┏━━

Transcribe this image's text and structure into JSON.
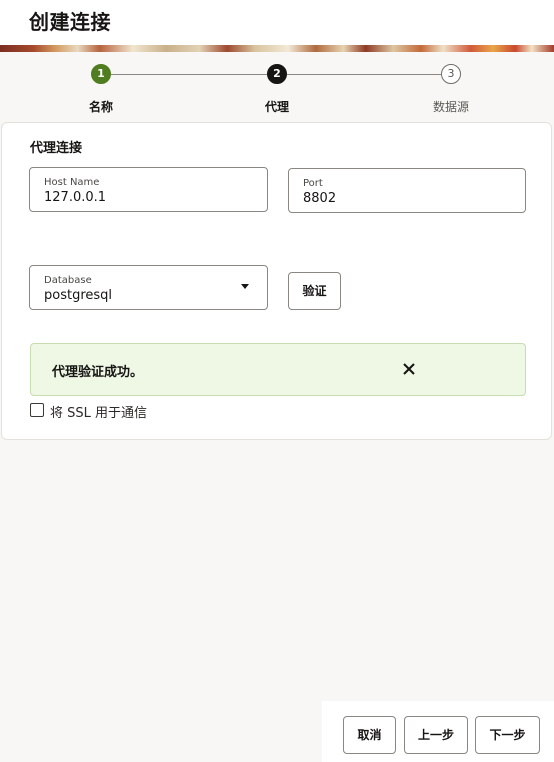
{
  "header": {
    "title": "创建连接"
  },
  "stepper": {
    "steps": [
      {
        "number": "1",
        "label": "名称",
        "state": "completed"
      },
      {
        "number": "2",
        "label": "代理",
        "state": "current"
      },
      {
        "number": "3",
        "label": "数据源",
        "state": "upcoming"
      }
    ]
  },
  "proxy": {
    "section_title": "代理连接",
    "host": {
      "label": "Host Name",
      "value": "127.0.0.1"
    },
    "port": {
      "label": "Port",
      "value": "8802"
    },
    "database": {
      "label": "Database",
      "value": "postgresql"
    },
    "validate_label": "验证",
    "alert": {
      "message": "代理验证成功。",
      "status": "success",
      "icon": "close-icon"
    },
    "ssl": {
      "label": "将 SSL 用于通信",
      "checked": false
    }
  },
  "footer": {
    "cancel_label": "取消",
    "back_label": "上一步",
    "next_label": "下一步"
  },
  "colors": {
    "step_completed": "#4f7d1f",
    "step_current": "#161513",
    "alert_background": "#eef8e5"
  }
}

┗━━

▶ _Written task_: Omit all pictures while transcribing the entries verbatim.

▶ _Output for this task_:
Transcribe this image's text and structure into JSON.
{
  "header": {
    "title": "创建连接"
  },
  "stepper": {
    "steps": [
      {
        "number": "1",
        "label": "名称",
        "state": "completed"
      },
      {
        "number": "2",
        "label": "代理",
        "state": "current"
      },
      {
        "number": "3",
        "label": "数据源",
        "state": "upcoming"
      }
    ]
  },
  "proxy": {
    "section_title": "代理连接",
    "host": {
      "label": "Host Name",
      "value": "127.0.0.1"
    },
    "port": {
      "label": "Port",
      "value": "8802"
    },
    "database": {
      "label": "Database",
      "value": "postgresql"
    },
    "validate_label": "验证",
    "alert": {
      "message": "代理验证成功。",
      "status": "success",
      "icon": "close-icon"
    },
    "ssl": {
      "label": "将 SSL 用于通信",
      "checked": false
    }
  },
  "footer": {
    "cancel_label": "取消",
    "back_label": "上一步",
    "next_label": "下一步"
  },
  "colors": {
    "step_completed": "#4f7d1f",
    "step_current": "#161513",
    "alert_background": "#eef8e5"
  }
}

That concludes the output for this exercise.